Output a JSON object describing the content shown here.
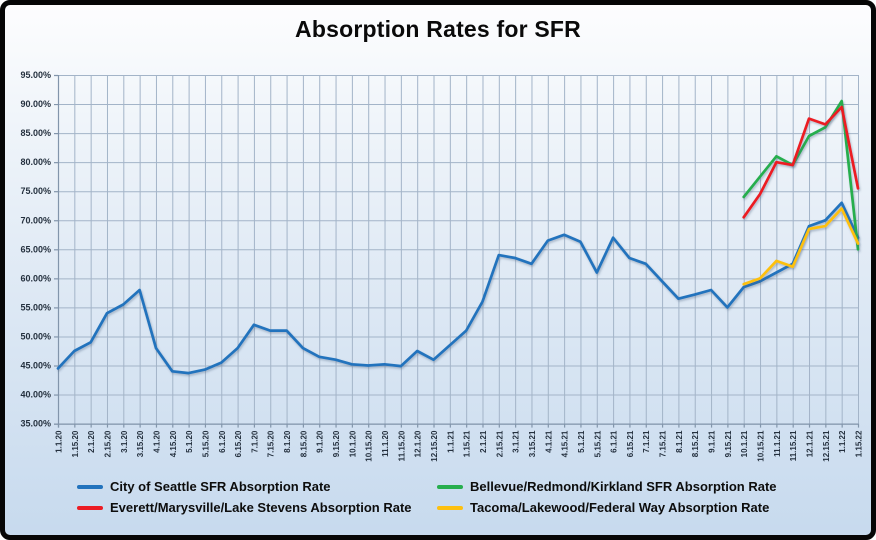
{
  "title": "Absorption Rates for SFR",
  "chart_data": {
    "type": "line",
    "grid": true,
    "legend_position": "bottom",
    "ylabel": "",
    "xlabel": "",
    "y_axis": {
      "min": 35,
      "max": 95,
      "step": 5
    },
    "y_tick_labels": [
      "95.00%",
      "90.00%",
      "85.00%",
      "80.00%",
      "75.00%",
      "70.00%",
      "65.00%",
      "60.00%",
      "55.00%",
      "50.00%",
      "45.00%",
      "40.00%",
      "35.00%"
    ],
    "x_labels": [
      "1.1.20",
      "1.15.20",
      "2.1.20",
      "2.15.20",
      "3.1.20",
      "3.15.20",
      "4.1.20",
      "4.15.20",
      "5.1.20",
      "5.15.20",
      "6.1.20",
      "6.15.20",
      "7.1.20",
      "7.15.20",
      "8.1.20",
      "8.15.20",
      "9.1.20",
      "9.15.20",
      "10.1.20",
      "10.15.20",
      "11.1.20",
      "11.15.20",
      "12.1.20",
      "12.15.20",
      "1.1.21",
      "1.15.21",
      "2.1.21",
      "2.15.21",
      "3.1.21",
      "3.15.21",
      "4.1.21",
      "4.15.21",
      "5.1.21",
      "5.15.21",
      "6.1.21",
      "6.15.21",
      "7.1.21",
      "7.15.21",
      "8.1.21",
      "8.15.21",
      "9.1.21",
      "9.15.21",
      "10.1.21",
      "10.15.21",
      "11.1.21",
      "11.15.21",
      "12.1.21",
      "12.15.21",
      "1.1.22",
      "1.15.22"
    ],
    "series": [
      {
        "name": "City of Seattle SFR Absorption Rate",
        "color": "#2273bd",
        "values": [
          44.5,
          47.5,
          49,
          54,
          55.5,
          58,
          48,
          44,
          43.7,
          44.3,
          45.5,
          48,
          52,
          51,
          51,
          48,
          46.5,
          46,
          45.2,
          45,
          45.2,
          44.9,
          47.5,
          46,
          48.5,
          51,
          56,
          64,
          63.5,
          62.5,
          66.5,
          67.5,
          66.3,
          61,
          67,
          63.5,
          62.5,
          59.5,
          56.5,
          57.2,
          58,
          55,
          58.5,
          59.5,
          61,
          62.5,
          69,
          70,
          73,
          67
        ]
      },
      {
        "name": "Bellevue/Redmond/Kirkland SFR Absorption Rate",
        "color": "#27ae4e",
        "values": [
          null,
          null,
          null,
          null,
          null,
          null,
          null,
          null,
          null,
          null,
          null,
          null,
          null,
          null,
          null,
          null,
          null,
          null,
          null,
          null,
          null,
          null,
          null,
          null,
          null,
          null,
          null,
          null,
          null,
          null,
          null,
          null,
          null,
          null,
          null,
          null,
          null,
          null,
          null,
          null,
          null,
          null,
          74,
          77.5,
          81,
          79.5,
          84.5,
          86,
          90.5,
          65
        ]
      },
      {
        "name": "Everett/Marysville/Lake Stevens Absorption Rate",
        "color": "#ec1c24",
        "values": [
          null,
          null,
          null,
          null,
          null,
          null,
          null,
          null,
          null,
          null,
          null,
          null,
          null,
          null,
          null,
          null,
          null,
          null,
          null,
          null,
          null,
          null,
          null,
          null,
          null,
          null,
          null,
          null,
          null,
          null,
          null,
          null,
          null,
          null,
          null,
          null,
          null,
          null,
          null,
          null,
          null,
          null,
          70.5,
          74.5,
          80,
          79.5,
          87.5,
          86.5,
          89.5,
          75.5
        ]
      },
      {
        "name": "Tacoma/Lakewood/Federal Way Absorption Rate",
        "color": "#fdc010",
        "values": [
          null,
          null,
          null,
          null,
          null,
          null,
          null,
          null,
          null,
          null,
          null,
          null,
          null,
          null,
          null,
          null,
          null,
          null,
          null,
          null,
          null,
          null,
          null,
          null,
          null,
          null,
          null,
          null,
          null,
          null,
          null,
          null,
          null,
          null,
          null,
          null,
          null,
          null,
          null,
          null,
          null,
          null,
          59,
          60,
          63,
          62,
          68.5,
          69,
          72,
          66
        ]
      }
    ]
  },
  "colors": {
    "gridline": "#a3b4c8",
    "axis": "#8295ab",
    "tick_text": "#24303e"
  }
}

★ ★ ★ ★ ★ ★ ★

* _OBJECTIVE_: Make an exact copy of every entry above, minus the images.

* _COMPLETED EXERCISE_:
Output a JSON object describing the content shown here.
{
  "title": "Absorption Rates for SFR",
  "chart_data": {
    "type": "line",
    "grid": true,
    "legend_position": "bottom",
    "ylabel": "",
    "xlabel": "",
    "y_axis": {
      "min": 35,
      "max": 95,
      "step": 5
    },
    "y_tick_labels": [
      "95.00%",
      "90.00%",
      "85.00%",
      "80.00%",
      "75.00%",
      "70.00%",
      "65.00%",
      "60.00%",
      "55.00%",
      "50.00%",
      "45.00%",
      "40.00%",
      "35.00%"
    ],
    "x_labels": [
      "1.1.20",
      "1.15.20",
      "2.1.20",
      "2.15.20",
      "3.1.20",
      "3.15.20",
      "4.1.20",
      "4.15.20",
      "5.1.20",
      "5.15.20",
      "6.1.20",
      "6.15.20",
      "7.1.20",
      "7.15.20",
      "8.1.20",
      "8.15.20",
      "9.1.20",
      "9.15.20",
      "10.1.20",
      "10.15.20",
      "11.1.20",
      "11.15.20",
      "12.1.20",
      "12.15.20",
      "1.1.21",
      "1.15.21",
      "2.1.21",
      "2.15.21",
      "3.1.21",
      "3.15.21",
      "4.1.21",
      "4.15.21",
      "5.1.21",
      "5.15.21",
      "6.1.21",
      "6.15.21",
      "7.1.21",
      "7.15.21",
      "8.1.21",
      "8.15.21",
      "9.1.21",
      "9.15.21",
      "10.1.21",
      "10.15.21",
      "11.1.21",
      "11.15.21",
      "12.1.21",
      "12.15.21",
      "1.1.22",
      "1.15.22"
    ],
    "series": [
      {
        "name": "City of Seattle SFR Absorption Rate",
        "color": "#2273bd",
        "values": [
          44.5,
          47.5,
          49,
          54,
          55.5,
          58,
          48,
          44,
          43.7,
          44.3,
          45.5,
          48,
          52,
          51,
          51,
          48,
          46.5,
          46,
          45.2,
          45,
          45.2,
          44.9,
          47.5,
          46,
          48.5,
          51,
          56,
          64,
          63.5,
          62.5,
          66.5,
          67.5,
          66.3,
          61,
          67,
          63.5,
          62.5,
          59.5,
          56.5,
          57.2,
          58,
          55,
          58.5,
          59.5,
          61,
          62.5,
          69,
          70,
          73,
          67
        ]
      },
      {
        "name": "Bellevue/Redmond/Kirkland SFR Absorption Rate",
        "color": "#27ae4e",
        "values": [
          null,
          null,
          null,
          null,
          null,
          null,
          null,
          null,
          null,
          null,
          null,
          null,
          null,
          null,
          null,
          null,
          null,
          null,
          null,
          null,
          null,
          null,
          null,
          null,
          null,
          null,
          null,
          null,
          null,
          null,
          null,
          null,
          null,
          null,
          null,
          null,
          null,
          null,
          null,
          null,
          null,
          null,
          74,
          77.5,
          81,
          79.5,
          84.5,
          86,
          90.5,
          65
        ]
      },
      {
        "name": "Everett/Marysville/Lake Stevens Absorption Rate",
        "color": "#ec1c24",
        "values": [
          null,
          null,
          null,
          null,
          null,
          null,
          null,
          null,
          null,
          null,
          null,
          null,
          null,
          null,
          null,
          null,
          null,
          null,
          null,
          null,
          null,
          null,
          null,
          null,
          null,
          null,
          null,
          null,
          null,
          null,
          null,
          null,
          null,
          null,
          null,
          null,
          null,
          null,
          null,
          null,
          null,
          null,
          70.5,
          74.5,
          80,
          79.5,
          87.5,
          86.5,
          89.5,
          75.5
        ]
      },
      {
        "name": "Tacoma/Lakewood/Federal Way Absorption Rate",
        "color": "#fdc010",
        "values": [
          null,
          null,
          null,
          null,
          null,
          null,
          null,
          null,
          null,
          null,
          null,
          null,
          null,
          null,
          null,
          null,
          null,
          null,
          null,
          null,
          null,
          null,
          null,
          null,
          null,
          null,
          null,
          null,
          null,
          null,
          null,
          null,
          null,
          null,
          null,
          null,
          null,
          null,
          null,
          null,
          null,
          null,
          59,
          60,
          63,
          62,
          68.5,
          69,
          72,
          66
        ]
      }
    ]
  },
  "colors": {
    "gridline": "#a3b4c8",
    "axis": "#8295ab",
    "tick_text": "#24303e"
  }
}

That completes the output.